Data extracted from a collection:
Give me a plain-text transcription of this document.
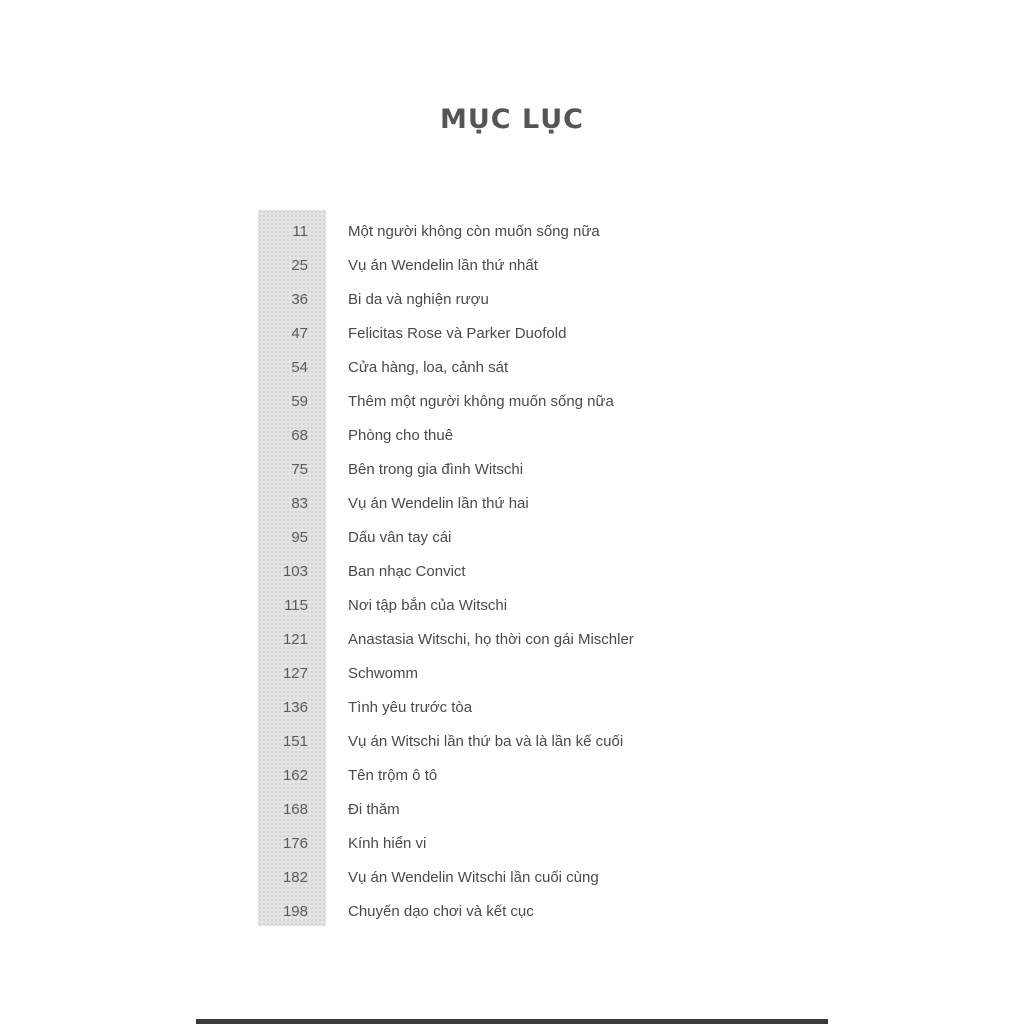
MỤC LỤC
11	Một người không còn muốn sống nữa
25	Vụ án Wendelin lần thứ nhất
36	Bi da và nghiện rượu
47	Felicitas Rose và Parker Duofold
54	Cửa hàng, loa, cảnh sát
59	Thêm một người không muốn sống nữa
68	Phòng cho thuê
75	Bên trong gia đình Witschi
83	Vụ án Wendelin lần thứ hai
95	Dấu vân tay cái
103	Ban nhạc Convict
115	Nơi tập bắn của Witschi
121	Anastasia Witschi, họ thời con gái Mischler
127	Schwomm
136	Tình yêu trước tòa
151	Vụ án Witschi lần thứ ba và là lần kế cuối
162	Tên trộm ô tô
168	Đi thăm
176	Kính hiển vi
182	Vụ án Wendelin Witschi lần cuối cùng
198	Chuyến dạo chơi và kết cục
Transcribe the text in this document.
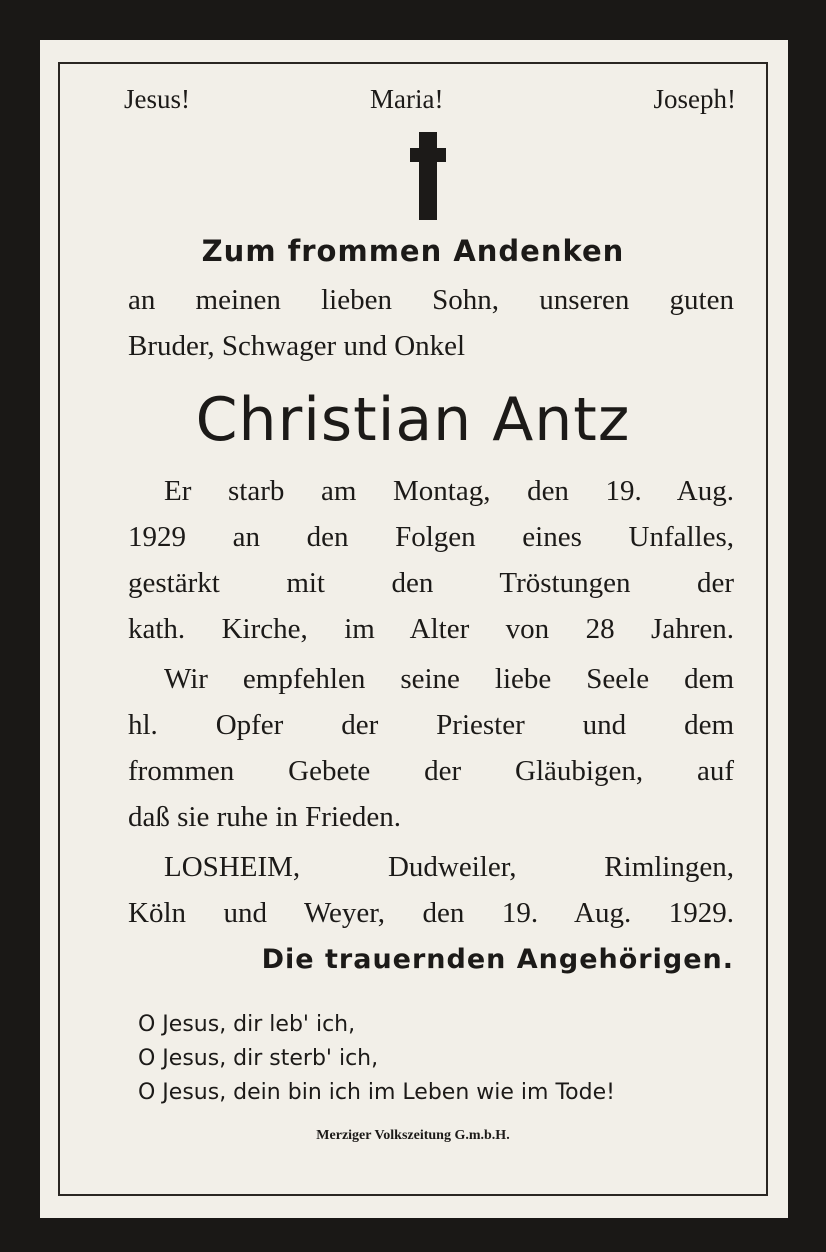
Jesus!	Maria!	Joseph!
Zum frommen Andenken
an meinen lieben Sohn, unseren guten
Bruder, Schwager und Onkel
Christian Antz
Er starb am Montag, den 19. Aug.
1929 an den Folgen eines Unfalles,
gestärkt mit den Tröstungen der
kath. Kirche, im Alter von 28 Jahren.
Wir empfehlen seine liebe Seele dem
hl. Opfer der Priester und dem
frommen Gebete der Gläubigen, auf
daß sie ruhe in Frieden.
LOSHEIM, Dudweiler, Rimlingen,
Köln und Weyer, den 19. Aug. 1929.
Die trauernden Angehörigen.
O Jesus, dir leb' ich,
O Jesus, dir sterb' ich,
O Jesus, dein bin ich im Leben wie im Tode!
Merziger Volkszeitung G.m.b.H.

# [WORK REQUIRED]
Transcribe the whole listing, character for character, but not its images.

# [EXERCISE SOLUTION]
Give me a plain-text transcription of this document.
MỤC LỤC
11	Một người không còn muốn sống nữa
25	Vụ án Wendelin lần thứ nhất
36	Bi da và nghiện rượu
47	Felicitas Rose và Parker Duofold
54	Cửa hàng, loa, cảnh sát
59	Thêm một người không muốn sống nữa
68	Phòng cho thuê
75	Bên trong gia đình Witschi
83	Vụ án Wendelin lần thứ hai
95	Dấu vân tay cái
103	Ban nhạc Convict
115	Nơi tập bắn của Witschi
121	Anastasia Witschi, họ thời con gái Mischler
127	Schwomm
136	Tình yêu trước tòa
151	Vụ án Witschi lần thứ ba và là lần kế cuối
162	Tên trộm ô tô
168	Đi thăm
176	Kính hiển vi
182	Vụ án Wendelin Witschi lần cuối cùng
198	Chuyến dạo chơi và kết cục
Transcribe the text in this document.
Jesus!	Maria!	Joseph!
Zum frommen Andenken
an meinen lieben Sohn, unseren guten
Bruder, Schwager und Onkel
Christian Antz
Er starb am Montag, den 19. Aug.
1929 an den Folgen eines Unfalles,
gestärkt mit den Tröstungen der
kath. Kirche, im Alter von 28 Jahren.
Wir empfehlen seine liebe Seele dem
hl. Opfer der Priester und dem
frommen Gebete der Gläubigen, auf
daß sie ruhe in Frieden.
LOSHEIM, Dudweiler, Rimlingen,
Köln und Weyer, den 19. Aug. 1929.
Die trauernden Angehörigen.
O Jesus, dir leb' ich,
O Jesus, dir sterb' ich,
O Jesus, dein bin ich im Leben wie im Tode!
Merziger Volkszeitung G.m.b.H.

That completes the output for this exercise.